(Material for the task):

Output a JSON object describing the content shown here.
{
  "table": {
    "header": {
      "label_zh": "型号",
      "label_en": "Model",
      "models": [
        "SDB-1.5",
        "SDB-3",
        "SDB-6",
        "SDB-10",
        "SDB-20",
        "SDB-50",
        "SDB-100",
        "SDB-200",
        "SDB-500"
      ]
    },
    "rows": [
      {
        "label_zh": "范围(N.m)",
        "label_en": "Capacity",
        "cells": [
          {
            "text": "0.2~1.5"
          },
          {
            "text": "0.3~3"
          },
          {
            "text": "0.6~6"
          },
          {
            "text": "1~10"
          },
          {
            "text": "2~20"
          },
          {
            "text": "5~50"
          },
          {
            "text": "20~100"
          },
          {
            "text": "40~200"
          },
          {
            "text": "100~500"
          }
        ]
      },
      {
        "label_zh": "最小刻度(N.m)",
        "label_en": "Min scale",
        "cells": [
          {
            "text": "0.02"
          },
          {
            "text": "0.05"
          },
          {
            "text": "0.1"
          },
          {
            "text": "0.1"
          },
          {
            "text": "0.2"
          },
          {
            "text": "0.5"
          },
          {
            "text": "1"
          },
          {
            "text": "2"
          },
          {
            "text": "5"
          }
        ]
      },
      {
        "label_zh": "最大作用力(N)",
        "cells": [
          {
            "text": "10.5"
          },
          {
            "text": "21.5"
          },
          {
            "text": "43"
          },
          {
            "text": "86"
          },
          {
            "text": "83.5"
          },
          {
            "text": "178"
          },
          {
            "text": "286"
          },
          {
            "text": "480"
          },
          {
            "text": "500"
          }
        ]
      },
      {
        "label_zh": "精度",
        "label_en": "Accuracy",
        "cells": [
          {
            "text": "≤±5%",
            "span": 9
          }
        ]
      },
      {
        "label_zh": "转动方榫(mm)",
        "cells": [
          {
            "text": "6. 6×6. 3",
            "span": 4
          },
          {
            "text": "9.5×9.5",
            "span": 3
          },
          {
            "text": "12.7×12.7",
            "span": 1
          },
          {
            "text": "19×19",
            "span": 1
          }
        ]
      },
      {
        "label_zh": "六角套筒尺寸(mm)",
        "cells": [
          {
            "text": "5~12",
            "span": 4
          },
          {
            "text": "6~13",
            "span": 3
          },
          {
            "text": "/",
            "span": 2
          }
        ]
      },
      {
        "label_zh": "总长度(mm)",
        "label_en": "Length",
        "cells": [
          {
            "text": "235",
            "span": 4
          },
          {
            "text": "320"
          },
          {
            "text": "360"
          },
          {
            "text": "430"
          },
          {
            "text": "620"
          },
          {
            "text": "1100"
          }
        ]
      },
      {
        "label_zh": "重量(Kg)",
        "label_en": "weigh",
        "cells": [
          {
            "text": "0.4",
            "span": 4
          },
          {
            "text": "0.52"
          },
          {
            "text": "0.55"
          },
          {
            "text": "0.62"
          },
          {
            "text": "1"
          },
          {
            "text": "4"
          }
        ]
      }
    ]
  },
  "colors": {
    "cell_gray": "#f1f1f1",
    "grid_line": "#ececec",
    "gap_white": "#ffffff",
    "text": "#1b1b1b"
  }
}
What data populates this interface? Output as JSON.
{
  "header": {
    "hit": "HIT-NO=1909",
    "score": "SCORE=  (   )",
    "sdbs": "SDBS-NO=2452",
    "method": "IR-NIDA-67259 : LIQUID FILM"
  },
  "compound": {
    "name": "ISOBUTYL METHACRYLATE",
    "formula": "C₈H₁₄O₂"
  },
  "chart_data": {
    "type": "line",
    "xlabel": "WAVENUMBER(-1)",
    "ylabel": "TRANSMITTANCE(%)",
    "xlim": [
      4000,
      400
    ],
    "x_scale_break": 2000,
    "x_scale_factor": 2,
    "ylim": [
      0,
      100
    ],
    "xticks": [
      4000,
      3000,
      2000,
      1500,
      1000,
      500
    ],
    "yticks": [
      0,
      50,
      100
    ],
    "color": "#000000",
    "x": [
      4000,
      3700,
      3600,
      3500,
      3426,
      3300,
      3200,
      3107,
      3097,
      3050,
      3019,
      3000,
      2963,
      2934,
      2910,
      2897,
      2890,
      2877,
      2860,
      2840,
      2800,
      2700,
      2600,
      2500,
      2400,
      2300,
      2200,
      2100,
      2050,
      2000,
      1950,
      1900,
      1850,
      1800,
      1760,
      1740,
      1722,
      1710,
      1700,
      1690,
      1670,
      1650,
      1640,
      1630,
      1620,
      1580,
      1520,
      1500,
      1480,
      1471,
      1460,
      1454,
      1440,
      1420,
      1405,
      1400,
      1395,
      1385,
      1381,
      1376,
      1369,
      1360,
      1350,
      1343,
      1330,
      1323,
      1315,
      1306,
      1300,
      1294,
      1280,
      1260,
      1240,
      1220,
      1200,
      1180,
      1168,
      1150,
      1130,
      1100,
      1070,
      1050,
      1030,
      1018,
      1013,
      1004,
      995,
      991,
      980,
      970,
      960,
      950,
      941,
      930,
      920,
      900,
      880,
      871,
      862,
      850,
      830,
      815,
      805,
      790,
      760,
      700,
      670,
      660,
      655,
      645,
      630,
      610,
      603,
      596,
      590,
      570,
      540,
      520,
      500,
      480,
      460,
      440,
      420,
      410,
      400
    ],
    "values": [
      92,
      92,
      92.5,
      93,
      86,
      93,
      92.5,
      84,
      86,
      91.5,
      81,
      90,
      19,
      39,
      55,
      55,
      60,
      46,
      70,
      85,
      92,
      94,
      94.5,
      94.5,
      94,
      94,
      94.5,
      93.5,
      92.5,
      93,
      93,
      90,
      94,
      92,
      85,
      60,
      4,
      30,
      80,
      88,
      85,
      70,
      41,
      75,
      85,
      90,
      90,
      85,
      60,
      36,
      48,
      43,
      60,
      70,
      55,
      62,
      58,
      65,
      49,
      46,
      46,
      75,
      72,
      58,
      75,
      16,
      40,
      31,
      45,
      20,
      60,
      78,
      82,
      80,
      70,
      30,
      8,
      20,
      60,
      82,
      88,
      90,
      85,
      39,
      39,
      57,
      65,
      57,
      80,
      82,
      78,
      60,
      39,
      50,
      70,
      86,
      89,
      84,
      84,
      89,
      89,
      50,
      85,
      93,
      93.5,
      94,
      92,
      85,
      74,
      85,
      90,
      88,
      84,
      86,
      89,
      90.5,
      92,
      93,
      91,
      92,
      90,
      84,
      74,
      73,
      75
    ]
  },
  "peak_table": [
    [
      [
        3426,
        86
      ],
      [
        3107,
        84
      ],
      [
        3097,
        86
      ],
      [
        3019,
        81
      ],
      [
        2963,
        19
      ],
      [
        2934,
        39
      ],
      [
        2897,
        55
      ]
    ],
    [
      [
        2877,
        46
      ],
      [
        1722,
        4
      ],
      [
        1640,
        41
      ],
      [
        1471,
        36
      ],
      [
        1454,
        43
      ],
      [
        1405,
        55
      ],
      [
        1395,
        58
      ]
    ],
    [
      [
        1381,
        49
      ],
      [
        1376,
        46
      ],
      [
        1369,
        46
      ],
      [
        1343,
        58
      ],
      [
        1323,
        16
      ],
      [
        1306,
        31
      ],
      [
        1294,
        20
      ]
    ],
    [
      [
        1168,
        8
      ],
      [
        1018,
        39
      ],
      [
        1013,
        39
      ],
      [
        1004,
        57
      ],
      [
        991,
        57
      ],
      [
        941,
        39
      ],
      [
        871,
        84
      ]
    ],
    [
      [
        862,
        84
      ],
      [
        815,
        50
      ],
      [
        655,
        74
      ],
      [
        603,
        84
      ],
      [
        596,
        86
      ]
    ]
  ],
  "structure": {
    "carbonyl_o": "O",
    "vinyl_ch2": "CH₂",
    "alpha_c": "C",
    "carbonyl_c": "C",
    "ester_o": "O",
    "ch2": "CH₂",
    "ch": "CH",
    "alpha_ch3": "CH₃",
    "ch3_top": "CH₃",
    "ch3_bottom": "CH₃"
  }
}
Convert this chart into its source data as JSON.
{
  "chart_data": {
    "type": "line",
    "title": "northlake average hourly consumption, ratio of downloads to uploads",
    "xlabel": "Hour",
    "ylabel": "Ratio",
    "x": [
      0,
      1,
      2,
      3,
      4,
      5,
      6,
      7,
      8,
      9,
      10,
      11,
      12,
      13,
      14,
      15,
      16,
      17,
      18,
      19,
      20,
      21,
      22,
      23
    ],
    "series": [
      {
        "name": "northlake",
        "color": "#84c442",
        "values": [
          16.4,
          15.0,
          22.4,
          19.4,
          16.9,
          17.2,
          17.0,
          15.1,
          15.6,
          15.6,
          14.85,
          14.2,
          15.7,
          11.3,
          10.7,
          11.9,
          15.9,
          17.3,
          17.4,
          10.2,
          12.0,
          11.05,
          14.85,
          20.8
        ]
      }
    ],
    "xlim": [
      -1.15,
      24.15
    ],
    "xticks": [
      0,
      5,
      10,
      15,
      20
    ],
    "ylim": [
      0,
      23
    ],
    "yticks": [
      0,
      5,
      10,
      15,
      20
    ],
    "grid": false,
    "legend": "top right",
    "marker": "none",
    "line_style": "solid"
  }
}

(What the task requires): Write only the number of lines that include "Output".

(Complete answer): 2